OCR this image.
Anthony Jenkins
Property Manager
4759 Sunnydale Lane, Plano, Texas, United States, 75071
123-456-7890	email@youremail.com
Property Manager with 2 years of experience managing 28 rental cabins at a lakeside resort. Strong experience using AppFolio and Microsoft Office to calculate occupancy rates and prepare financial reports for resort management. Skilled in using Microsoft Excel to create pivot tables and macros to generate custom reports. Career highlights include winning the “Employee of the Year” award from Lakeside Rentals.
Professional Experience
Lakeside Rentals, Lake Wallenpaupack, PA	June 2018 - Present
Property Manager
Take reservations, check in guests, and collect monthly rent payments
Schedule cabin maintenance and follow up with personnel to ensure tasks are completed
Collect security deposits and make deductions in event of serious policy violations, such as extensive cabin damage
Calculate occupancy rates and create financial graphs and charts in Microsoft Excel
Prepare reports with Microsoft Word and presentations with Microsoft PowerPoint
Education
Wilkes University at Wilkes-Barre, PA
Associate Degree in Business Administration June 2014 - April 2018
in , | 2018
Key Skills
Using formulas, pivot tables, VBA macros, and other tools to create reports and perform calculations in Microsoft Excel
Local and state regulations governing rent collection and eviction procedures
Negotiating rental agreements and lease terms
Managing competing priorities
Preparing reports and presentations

Your instructions:
From the data above, work out how many lines contain the string "June" and reply with only the number.

The result:
2